= Stated task =
Across the listing below, how many lines hold "Salerno"? Reply with the number by itself.

═════ Record set ═════

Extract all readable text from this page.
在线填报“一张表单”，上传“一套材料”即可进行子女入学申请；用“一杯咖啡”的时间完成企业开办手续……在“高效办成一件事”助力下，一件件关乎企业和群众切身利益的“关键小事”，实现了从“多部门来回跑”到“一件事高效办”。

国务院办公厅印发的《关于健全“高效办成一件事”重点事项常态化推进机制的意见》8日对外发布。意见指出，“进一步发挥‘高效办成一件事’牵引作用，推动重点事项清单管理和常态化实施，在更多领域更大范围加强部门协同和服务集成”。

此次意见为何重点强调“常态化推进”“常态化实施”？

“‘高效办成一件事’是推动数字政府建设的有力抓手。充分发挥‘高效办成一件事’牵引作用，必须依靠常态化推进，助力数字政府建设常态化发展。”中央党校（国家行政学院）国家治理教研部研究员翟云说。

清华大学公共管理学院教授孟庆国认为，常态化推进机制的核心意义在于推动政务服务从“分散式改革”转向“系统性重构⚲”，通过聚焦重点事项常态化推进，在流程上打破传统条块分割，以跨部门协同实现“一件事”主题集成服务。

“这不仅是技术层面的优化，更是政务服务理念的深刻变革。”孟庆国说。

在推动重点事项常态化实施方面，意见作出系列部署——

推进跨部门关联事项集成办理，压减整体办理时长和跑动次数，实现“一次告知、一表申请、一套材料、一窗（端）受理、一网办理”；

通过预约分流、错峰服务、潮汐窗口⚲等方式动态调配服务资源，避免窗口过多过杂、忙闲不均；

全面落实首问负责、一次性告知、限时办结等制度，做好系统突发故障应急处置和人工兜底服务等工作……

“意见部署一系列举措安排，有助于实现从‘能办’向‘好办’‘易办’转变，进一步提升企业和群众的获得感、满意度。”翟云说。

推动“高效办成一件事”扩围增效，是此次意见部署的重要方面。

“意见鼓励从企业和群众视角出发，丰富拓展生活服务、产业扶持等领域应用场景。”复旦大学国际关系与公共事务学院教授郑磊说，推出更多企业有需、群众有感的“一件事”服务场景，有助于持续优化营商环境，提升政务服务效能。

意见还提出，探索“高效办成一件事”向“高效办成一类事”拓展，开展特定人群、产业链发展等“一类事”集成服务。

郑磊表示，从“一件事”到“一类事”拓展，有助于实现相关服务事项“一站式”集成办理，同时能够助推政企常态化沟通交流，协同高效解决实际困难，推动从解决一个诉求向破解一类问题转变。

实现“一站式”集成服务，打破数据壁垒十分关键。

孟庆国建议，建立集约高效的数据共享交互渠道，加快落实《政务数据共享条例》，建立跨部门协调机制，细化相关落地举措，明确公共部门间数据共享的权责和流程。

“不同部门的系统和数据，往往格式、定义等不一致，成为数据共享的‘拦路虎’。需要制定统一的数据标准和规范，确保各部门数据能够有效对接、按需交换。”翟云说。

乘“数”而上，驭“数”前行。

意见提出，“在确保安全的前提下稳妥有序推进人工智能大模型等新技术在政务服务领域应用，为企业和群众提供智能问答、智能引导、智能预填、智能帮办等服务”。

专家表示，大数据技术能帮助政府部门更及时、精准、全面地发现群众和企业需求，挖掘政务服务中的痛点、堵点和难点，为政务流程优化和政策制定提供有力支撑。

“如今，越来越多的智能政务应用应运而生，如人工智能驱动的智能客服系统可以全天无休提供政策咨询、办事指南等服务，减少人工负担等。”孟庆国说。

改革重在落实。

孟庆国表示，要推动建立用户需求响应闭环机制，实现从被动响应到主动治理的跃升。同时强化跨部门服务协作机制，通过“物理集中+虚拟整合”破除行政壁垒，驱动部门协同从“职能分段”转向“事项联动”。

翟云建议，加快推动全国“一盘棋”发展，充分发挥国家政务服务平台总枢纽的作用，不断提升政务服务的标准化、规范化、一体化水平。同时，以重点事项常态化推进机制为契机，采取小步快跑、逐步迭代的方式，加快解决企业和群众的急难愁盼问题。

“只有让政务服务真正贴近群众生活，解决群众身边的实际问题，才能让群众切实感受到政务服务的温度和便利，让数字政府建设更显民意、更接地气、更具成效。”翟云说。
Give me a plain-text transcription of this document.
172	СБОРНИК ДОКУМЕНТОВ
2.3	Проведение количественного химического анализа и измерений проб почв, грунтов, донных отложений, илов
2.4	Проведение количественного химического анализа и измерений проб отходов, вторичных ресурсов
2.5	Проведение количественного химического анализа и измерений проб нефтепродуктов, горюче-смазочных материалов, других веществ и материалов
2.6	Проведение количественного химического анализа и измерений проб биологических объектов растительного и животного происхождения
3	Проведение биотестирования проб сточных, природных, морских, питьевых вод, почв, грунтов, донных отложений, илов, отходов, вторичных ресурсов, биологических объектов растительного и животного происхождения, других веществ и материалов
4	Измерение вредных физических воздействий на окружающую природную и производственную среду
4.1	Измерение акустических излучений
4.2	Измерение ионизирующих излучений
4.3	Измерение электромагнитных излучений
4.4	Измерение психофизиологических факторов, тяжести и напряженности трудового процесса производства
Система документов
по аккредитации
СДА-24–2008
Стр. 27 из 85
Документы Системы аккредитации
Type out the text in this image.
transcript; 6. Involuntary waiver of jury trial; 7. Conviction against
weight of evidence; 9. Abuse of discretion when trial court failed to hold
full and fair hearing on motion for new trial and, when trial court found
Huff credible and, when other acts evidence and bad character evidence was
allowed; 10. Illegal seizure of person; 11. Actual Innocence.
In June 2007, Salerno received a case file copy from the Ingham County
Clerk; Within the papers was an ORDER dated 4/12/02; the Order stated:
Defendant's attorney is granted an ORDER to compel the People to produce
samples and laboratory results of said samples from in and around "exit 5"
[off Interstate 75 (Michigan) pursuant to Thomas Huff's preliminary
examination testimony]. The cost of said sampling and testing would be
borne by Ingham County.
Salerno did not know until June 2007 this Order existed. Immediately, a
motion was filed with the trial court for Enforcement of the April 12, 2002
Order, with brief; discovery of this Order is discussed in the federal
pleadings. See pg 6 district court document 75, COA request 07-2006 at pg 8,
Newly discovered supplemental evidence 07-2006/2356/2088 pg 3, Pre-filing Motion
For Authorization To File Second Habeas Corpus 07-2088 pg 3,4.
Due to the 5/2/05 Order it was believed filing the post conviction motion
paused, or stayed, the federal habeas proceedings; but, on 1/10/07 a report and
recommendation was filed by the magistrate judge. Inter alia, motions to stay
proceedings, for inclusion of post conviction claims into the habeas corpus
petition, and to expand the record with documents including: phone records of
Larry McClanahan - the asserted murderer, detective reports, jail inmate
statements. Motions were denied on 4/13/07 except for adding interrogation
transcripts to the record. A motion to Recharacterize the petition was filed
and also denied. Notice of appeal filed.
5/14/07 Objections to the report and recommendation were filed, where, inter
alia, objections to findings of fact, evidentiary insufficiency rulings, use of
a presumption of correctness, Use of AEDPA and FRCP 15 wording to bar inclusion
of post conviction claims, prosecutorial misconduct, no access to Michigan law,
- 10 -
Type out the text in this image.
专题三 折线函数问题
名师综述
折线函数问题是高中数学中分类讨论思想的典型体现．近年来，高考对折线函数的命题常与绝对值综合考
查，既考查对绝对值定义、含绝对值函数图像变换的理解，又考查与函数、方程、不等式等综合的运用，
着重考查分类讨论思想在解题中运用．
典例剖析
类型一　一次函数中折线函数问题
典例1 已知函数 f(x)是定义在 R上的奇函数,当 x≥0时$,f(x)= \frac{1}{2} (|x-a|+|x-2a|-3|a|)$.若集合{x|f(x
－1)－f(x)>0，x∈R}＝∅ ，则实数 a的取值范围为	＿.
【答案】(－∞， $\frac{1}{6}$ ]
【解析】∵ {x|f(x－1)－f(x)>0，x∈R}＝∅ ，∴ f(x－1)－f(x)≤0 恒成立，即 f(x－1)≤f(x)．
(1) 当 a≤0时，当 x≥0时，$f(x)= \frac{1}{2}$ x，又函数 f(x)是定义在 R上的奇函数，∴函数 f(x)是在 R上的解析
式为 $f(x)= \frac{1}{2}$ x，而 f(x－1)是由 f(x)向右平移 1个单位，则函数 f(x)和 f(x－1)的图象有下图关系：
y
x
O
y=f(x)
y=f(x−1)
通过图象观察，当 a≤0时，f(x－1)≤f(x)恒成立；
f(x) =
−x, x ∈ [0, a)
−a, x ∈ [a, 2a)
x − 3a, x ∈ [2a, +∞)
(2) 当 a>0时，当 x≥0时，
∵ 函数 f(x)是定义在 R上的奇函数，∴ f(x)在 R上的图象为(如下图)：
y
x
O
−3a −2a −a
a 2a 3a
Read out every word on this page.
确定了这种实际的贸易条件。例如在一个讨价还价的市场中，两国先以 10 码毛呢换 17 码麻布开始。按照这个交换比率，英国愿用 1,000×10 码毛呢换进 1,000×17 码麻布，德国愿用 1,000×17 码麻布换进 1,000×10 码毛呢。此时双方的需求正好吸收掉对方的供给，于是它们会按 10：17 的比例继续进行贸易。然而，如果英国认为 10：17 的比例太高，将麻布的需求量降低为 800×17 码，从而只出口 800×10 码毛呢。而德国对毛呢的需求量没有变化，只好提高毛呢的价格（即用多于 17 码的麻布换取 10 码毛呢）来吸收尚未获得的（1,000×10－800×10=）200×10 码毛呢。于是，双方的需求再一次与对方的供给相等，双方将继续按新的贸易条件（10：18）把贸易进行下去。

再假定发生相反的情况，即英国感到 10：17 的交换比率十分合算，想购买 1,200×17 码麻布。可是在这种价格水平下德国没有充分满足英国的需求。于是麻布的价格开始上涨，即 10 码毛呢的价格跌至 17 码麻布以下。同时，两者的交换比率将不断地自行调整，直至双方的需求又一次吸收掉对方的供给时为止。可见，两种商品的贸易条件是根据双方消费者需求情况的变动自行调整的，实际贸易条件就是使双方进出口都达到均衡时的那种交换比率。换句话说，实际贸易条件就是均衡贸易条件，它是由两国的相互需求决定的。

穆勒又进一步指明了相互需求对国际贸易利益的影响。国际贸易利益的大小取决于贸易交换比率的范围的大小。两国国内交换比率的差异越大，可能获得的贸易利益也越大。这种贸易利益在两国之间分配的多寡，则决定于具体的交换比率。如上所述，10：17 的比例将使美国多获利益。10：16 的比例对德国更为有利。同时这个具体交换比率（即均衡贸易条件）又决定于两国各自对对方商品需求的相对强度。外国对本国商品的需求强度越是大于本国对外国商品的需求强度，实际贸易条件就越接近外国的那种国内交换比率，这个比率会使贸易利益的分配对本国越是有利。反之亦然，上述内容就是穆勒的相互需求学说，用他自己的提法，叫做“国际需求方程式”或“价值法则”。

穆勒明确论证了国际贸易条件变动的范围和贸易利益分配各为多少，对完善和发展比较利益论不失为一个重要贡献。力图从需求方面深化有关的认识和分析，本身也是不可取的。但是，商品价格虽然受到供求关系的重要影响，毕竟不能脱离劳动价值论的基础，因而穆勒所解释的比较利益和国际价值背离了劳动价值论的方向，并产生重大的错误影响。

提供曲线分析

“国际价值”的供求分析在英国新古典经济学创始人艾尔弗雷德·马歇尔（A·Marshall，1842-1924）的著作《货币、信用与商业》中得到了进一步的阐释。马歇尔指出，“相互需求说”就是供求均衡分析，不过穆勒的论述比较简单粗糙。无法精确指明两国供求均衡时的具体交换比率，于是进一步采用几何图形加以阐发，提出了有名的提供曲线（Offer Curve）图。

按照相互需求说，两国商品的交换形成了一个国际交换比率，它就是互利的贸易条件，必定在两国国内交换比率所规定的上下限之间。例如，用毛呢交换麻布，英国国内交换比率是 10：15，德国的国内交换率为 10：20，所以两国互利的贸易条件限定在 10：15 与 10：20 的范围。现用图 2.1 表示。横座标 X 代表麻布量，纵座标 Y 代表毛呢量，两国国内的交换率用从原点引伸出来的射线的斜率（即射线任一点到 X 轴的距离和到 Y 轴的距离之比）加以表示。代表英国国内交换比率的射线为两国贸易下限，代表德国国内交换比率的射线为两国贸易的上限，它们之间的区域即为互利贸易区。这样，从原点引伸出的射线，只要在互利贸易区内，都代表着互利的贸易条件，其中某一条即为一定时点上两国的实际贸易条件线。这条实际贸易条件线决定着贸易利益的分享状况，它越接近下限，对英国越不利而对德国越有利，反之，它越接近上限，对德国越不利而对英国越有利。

═════

= Full output =
2